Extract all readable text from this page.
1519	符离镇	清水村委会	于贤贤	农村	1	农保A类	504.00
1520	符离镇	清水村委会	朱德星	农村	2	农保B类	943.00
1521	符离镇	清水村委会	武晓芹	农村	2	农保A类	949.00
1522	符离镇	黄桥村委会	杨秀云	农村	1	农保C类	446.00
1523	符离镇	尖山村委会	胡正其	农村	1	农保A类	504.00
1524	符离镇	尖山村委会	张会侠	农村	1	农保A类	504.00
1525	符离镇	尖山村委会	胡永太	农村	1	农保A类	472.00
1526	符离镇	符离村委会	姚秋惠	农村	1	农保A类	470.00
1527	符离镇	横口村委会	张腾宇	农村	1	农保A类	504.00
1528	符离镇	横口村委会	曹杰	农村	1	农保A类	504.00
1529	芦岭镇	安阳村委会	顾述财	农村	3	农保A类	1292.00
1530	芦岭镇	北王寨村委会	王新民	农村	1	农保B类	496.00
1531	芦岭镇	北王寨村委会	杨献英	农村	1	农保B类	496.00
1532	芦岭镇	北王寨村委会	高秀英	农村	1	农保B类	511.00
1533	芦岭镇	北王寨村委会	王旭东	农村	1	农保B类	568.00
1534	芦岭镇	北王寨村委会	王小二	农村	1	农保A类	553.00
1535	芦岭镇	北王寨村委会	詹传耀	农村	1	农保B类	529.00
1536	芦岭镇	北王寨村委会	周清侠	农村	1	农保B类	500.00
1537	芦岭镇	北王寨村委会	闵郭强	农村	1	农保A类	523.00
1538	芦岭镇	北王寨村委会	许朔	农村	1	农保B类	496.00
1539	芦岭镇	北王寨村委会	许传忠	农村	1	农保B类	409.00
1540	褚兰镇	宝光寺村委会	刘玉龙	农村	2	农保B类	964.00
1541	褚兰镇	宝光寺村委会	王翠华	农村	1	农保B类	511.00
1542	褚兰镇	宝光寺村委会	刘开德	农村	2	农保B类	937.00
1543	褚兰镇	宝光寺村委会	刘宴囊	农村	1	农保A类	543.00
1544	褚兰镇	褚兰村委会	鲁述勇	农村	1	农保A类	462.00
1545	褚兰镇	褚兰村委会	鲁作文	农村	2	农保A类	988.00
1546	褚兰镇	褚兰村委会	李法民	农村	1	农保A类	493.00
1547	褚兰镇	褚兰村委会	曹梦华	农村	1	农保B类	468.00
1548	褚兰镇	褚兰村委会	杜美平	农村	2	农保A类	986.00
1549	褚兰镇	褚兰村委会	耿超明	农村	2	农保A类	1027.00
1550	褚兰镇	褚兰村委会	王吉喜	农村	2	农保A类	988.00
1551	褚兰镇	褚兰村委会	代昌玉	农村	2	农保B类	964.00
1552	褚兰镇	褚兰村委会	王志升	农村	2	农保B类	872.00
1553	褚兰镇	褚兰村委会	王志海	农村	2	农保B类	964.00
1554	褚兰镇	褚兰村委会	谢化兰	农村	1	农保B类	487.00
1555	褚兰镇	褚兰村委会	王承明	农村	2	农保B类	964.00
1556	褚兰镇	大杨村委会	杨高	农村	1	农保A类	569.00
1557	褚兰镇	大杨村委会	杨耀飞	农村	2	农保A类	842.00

Task statement:
Extract each entry in full, exactly as given.

Answer in full:
Extract all readable text from this page.
1519	符离镇	清水村委会	于贤贤	农村	1	农保A类	504.00
1520	符离镇	清水村委会	朱德星	农村	2	农保B类	943.00
1521	符离镇	清水村委会	武晓芹	农村	2	农保A类	949.00
1522	符离镇	黄桥村委会	杨秀云	农村	1	农保C类	446.00
1523	符离镇	尖山村委会	胡正其	农村	1	农保A类	504.00
1524	符离镇	尖山村委会	张会侠	农村	1	农保A类	504.00
1525	符离镇	尖山村委会	胡永太	农村	1	农保A类	472.00
1526	符离镇	符离村委会	姚秋惠	农村	1	农保A类	470.00
1527	符离镇	横口村委会	张腾宇	农村	1	农保A类	504.00
1528	符离镇	横口村委会	曹杰	农村	1	农保A类	504.00
1529	芦岭镇	安阳村委会	顾述财	农村	3	农保A类	1292.00
1530	芦岭镇	北王寨村委会	王新民	农村	1	农保B类	496.00
1531	芦岭镇	北王寨村委会	杨献英	农村	1	农保B类	496.00
1532	芦岭镇	北王寨村委会	高秀英	农村	1	农保B类	511.00
1533	芦岭镇	北王寨村委会	王旭东	农村	1	农保B类	568.00
1534	芦岭镇	北王寨村委会	王小二	农村	1	农保A类	553.00
1535	芦岭镇	北王寨村委会	詹传耀	农村	1	农保B类	529.00
1536	芦岭镇	北王寨村委会	周清侠	农村	1	农保B类	500.00
1537	芦岭镇	北王寨村委会	闵郭强	农村	1	农保A类	523.00
1538	芦岭镇	北王寨村委会	许朔	农村	1	农保B类	496.00
1539	芦岭镇	北王寨村委会	许传忠	农村	1	农保B类	409.00
1540	褚兰镇	宝光寺村委会	刘玉龙	农村	2	农保B类	964.00
1541	褚兰镇	宝光寺村委会	王翠华	农村	1	农保B类	511.00
1542	褚兰镇	宝光寺村委会	刘开德	农村	2	农保B类	937.00
1543	褚兰镇	宝光寺村委会	刘宴囊	农村	1	农保A类	543.00
1544	褚兰镇	褚兰村委会	鲁述勇	农村	1	农保A类	462.00
1545	褚兰镇	褚兰村委会	鲁作文	农村	2	农保A类	988.00
1546	褚兰镇	褚兰村委会	李法民	农村	1	农保A类	493.00
1547	褚兰镇	褚兰村委会	曹梦华	农村	1	农保B类	468.00
1548	褚兰镇	褚兰村委会	杜美平	农村	2	农保A类	986.00
1549	褚兰镇	褚兰村委会	耿超明	农村	2	农保A类	1027.00
1550	褚兰镇	褚兰村委会	王吉喜	农村	2	农保A类	988.00
1551	褚兰镇	褚兰村委会	代昌玉	农村	2	农保B类	964.00
1552	褚兰镇	褚兰村委会	王志升	农村	2	农保B类	872.00
1553	褚兰镇	褚兰村委会	王志海	农村	2	农保B类	964.00
1554	褚兰镇	褚兰村委会	谢化兰	农村	1	农保B类	487.00
1555	褚兰镇	褚兰村委会	王承明	农村	2	农保B类	964.00
1556	褚兰镇	大杨村委会	杨高	农村	1	农保A类	569.00
1557	褚兰镇	大杨村委会	杨耀飞	农村	2	农保A类	842.00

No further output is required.